Collected data entries
---------------
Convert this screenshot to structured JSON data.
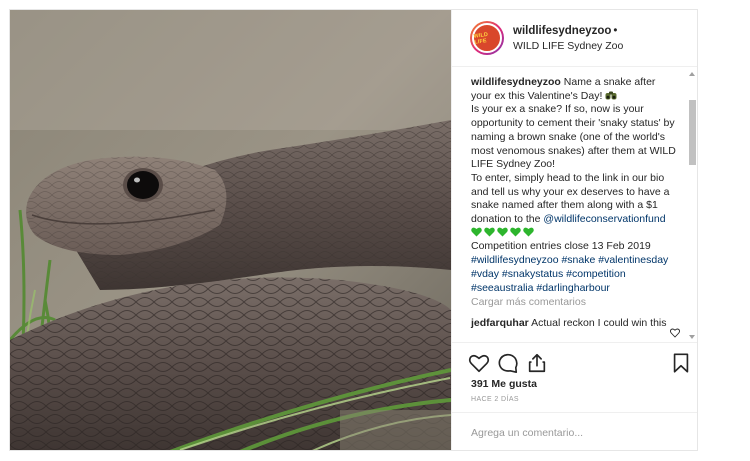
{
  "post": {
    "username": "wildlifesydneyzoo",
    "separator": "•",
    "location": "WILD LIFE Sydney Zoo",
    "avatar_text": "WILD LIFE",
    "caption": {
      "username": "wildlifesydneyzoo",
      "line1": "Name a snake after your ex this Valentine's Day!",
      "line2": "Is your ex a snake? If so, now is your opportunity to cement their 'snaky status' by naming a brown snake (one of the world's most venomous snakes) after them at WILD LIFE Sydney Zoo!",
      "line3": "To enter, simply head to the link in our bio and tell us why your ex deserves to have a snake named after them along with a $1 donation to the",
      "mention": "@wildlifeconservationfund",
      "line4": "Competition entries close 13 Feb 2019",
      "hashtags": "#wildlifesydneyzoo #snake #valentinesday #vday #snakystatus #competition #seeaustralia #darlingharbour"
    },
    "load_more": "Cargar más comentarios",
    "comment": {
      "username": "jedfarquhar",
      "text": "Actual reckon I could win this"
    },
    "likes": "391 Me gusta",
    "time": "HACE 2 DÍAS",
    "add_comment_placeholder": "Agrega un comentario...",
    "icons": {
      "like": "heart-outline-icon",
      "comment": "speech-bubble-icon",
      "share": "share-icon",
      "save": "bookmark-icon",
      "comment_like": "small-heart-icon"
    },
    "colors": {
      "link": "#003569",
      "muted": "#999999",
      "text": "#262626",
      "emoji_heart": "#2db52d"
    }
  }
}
---------------
Output all of the records exactly as they appear above, but not the pictures.

:: Reply ::
Convert this screenshot to structured JSON data.
{
  "post": {
    "username": "wildlifesydneyzoo",
    "separator": "•",
    "location": "WILD LIFE Sydney Zoo",
    "avatar_text": "WILD LIFE",
    "caption": {
      "username": "wildlifesydneyzoo",
      "line1": "Name a snake after your ex this Valentine's Day!",
      "line2": "Is your ex a snake? If so, now is your opportunity to cement their 'snaky status' by naming a brown snake (one of the world's most venomous snakes) after them at WILD LIFE Sydney Zoo!",
      "line3": "To enter, simply head to the link in our bio and tell us why your ex deserves to have a snake named after them along with a $1 donation to the",
      "mention": "@wildlifeconservationfund",
      "line4": "Competition entries close 13 Feb 2019",
      "hashtags": "#wildlifesydneyzoo #snake #valentinesday #vday #snakystatus #competition #seeaustralia #darlingharbour"
    },
    "load_more": "Cargar más comentarios",
    "comment": {
      "username": "jedfarquhar",
      "text": "Actual reckon I could win this"
    },
    "likes": "391 Me gusta",
    "time": "HACE 2 DÍAS",
    "add_comment_placeholder": "Agrega un comentario...",
    "icons": {
      "like": "heart-outline-icon",
      "comment": "speech-bubble-icon",
      "share": "share-icon",
      "save": "bookmark-icon",
      "comment_like": "small-heart-icon"
    },
    "colors": {
      "link": "#003569",
      "muted": "#999999",
      "text": "#262626",
      "emoji_heart": "#2db52d"
    }
  }
}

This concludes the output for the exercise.